:: SET EXERCISE ::
Report how many lines of the listing below include the word "name". Give nothing but the number.

:: ENTRIES PROVIDED ::
>> BEGIN

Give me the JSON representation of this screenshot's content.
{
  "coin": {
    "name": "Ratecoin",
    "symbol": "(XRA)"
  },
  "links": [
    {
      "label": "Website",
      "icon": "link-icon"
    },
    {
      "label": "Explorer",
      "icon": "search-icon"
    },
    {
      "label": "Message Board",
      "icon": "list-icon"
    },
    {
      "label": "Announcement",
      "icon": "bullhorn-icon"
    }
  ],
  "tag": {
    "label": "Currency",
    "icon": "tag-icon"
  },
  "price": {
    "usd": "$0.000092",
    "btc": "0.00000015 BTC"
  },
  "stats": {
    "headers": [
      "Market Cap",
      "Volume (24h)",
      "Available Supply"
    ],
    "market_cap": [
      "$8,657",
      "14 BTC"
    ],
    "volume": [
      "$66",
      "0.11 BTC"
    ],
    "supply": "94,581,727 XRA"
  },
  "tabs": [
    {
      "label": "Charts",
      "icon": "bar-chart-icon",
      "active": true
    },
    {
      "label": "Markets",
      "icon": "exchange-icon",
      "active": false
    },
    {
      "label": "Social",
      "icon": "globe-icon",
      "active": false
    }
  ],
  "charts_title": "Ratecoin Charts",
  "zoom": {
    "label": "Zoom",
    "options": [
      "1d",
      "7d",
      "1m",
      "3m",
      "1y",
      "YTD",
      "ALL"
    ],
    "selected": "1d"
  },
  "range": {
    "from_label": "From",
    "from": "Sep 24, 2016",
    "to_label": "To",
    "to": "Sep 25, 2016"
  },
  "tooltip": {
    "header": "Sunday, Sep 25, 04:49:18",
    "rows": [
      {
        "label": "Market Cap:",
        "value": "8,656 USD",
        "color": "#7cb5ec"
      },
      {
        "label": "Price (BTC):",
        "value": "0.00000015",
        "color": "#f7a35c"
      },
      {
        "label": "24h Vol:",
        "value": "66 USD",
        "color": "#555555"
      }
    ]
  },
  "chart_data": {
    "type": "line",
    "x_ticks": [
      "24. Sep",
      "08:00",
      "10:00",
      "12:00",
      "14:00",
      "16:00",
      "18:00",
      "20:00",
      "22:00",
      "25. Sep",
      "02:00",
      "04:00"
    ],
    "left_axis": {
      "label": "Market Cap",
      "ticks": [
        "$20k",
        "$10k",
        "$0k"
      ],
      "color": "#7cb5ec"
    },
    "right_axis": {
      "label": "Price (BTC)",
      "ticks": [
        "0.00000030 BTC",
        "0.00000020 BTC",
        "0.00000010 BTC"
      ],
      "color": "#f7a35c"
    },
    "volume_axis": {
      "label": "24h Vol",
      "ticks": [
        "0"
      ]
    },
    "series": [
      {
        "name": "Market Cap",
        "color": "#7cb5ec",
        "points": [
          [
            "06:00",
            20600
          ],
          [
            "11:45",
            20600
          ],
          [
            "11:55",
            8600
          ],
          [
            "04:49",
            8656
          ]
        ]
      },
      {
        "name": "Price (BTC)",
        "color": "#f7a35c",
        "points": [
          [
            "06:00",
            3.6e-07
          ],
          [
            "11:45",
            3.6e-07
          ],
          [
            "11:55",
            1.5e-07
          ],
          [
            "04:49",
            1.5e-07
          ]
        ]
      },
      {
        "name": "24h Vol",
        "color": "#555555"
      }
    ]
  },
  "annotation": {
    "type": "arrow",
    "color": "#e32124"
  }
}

>> END

:: REPLY ::
4